_Task statement_.
Select and copy out every line in the records containing "image".

_Supplied entries_.
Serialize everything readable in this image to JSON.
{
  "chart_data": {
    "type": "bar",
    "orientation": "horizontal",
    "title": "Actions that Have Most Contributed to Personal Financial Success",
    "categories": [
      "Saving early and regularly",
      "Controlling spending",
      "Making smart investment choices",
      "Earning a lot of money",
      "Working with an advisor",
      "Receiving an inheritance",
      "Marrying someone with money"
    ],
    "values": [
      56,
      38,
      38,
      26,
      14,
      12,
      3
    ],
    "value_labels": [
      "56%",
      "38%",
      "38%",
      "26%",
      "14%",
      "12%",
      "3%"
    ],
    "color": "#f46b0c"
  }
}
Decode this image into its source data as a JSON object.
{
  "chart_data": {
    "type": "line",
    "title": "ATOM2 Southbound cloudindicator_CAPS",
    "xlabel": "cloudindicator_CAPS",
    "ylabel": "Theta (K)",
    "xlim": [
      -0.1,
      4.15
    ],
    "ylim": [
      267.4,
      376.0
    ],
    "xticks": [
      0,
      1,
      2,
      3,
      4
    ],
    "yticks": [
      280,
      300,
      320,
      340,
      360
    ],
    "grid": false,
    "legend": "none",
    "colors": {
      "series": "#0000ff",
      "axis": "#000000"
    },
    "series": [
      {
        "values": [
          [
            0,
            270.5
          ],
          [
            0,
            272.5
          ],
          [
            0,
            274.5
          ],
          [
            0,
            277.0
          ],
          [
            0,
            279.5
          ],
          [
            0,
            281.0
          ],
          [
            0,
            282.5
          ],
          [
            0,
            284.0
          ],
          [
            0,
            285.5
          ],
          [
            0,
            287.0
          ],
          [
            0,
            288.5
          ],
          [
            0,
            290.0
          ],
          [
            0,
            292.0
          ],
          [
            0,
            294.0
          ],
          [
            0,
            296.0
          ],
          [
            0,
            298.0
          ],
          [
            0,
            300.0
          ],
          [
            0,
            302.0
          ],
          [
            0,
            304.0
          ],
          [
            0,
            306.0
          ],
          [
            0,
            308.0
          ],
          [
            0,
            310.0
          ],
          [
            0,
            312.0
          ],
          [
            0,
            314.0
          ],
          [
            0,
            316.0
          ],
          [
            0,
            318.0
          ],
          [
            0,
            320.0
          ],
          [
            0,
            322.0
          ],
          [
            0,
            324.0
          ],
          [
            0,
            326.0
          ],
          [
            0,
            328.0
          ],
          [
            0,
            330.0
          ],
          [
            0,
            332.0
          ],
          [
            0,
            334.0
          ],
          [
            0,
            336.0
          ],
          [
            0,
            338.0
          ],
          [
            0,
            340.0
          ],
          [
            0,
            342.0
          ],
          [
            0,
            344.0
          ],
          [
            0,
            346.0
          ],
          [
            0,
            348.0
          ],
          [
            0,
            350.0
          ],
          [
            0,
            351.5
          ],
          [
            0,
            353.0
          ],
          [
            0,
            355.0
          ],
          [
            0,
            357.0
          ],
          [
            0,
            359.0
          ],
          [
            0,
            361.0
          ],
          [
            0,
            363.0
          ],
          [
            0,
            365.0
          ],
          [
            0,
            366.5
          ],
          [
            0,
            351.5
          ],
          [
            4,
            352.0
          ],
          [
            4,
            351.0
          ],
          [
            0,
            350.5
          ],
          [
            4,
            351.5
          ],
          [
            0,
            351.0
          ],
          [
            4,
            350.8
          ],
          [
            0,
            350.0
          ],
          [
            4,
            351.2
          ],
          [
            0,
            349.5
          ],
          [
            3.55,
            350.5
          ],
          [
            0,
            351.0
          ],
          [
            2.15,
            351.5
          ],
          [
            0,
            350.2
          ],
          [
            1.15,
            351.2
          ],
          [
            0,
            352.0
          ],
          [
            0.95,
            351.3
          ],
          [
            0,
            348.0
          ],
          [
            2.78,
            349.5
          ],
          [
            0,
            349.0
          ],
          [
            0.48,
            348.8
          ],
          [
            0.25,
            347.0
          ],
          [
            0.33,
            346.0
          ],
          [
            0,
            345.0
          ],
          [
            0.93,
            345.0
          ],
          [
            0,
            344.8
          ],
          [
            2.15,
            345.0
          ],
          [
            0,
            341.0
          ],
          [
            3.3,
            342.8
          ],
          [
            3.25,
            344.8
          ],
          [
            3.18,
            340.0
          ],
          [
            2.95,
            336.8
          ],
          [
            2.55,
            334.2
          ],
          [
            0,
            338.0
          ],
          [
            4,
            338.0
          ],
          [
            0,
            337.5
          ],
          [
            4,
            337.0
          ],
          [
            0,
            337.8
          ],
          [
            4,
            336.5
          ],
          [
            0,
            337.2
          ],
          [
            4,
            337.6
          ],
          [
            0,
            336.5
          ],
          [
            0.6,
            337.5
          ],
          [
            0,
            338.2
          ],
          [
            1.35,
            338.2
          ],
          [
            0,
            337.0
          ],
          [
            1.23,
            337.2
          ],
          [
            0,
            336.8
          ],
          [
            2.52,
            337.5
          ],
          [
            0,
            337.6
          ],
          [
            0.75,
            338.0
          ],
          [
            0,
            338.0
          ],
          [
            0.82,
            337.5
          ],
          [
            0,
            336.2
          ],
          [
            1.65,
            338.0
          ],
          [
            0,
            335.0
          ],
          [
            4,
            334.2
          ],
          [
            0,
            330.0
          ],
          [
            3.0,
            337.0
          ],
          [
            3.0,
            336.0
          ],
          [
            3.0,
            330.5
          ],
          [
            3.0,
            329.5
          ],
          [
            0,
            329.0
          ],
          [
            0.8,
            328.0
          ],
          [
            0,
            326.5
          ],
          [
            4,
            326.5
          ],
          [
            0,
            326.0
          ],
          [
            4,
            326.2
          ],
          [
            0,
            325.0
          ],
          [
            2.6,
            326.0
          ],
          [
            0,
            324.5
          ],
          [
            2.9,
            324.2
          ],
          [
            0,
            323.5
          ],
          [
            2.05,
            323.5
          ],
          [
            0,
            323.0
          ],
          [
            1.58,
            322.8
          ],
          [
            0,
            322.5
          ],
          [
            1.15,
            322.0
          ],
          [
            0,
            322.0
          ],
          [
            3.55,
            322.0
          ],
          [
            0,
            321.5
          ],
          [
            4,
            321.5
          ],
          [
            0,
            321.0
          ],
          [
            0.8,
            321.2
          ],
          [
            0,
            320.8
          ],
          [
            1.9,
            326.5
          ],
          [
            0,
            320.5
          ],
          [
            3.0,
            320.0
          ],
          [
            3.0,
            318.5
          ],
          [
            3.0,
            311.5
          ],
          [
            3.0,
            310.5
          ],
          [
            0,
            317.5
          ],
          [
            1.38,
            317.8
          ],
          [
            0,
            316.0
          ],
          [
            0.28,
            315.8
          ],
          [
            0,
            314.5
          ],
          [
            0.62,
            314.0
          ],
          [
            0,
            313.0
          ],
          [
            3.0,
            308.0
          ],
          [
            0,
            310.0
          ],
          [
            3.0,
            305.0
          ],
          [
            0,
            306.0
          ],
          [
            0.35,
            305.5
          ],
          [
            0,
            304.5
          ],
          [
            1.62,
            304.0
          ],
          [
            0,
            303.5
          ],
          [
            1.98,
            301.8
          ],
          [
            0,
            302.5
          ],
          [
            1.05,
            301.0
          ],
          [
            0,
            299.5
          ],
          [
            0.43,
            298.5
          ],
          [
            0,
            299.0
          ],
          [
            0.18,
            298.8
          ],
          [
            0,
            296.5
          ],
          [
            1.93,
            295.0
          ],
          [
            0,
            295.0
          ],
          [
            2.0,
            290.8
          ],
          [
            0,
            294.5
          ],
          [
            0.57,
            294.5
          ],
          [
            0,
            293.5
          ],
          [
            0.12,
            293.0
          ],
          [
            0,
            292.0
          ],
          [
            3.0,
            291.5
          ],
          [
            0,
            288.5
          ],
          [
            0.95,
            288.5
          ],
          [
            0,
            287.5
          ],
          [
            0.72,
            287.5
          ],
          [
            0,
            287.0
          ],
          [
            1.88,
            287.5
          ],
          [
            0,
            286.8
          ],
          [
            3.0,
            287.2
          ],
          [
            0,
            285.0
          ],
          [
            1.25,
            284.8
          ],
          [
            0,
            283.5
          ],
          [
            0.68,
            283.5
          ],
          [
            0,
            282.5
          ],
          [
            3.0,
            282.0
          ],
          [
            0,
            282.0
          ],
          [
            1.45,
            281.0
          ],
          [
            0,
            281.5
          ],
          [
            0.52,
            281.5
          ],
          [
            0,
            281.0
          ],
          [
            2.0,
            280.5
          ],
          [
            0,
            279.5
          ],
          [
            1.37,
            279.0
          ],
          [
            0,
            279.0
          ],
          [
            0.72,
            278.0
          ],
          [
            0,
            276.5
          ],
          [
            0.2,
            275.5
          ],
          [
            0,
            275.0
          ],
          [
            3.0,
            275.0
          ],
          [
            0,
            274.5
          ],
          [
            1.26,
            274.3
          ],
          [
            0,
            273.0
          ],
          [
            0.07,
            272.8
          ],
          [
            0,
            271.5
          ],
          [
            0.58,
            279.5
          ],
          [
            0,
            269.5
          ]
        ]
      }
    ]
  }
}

_Expected answer_.
Serialize everything readable in this image to JSON.
Decode this image into its source data as a JSON object.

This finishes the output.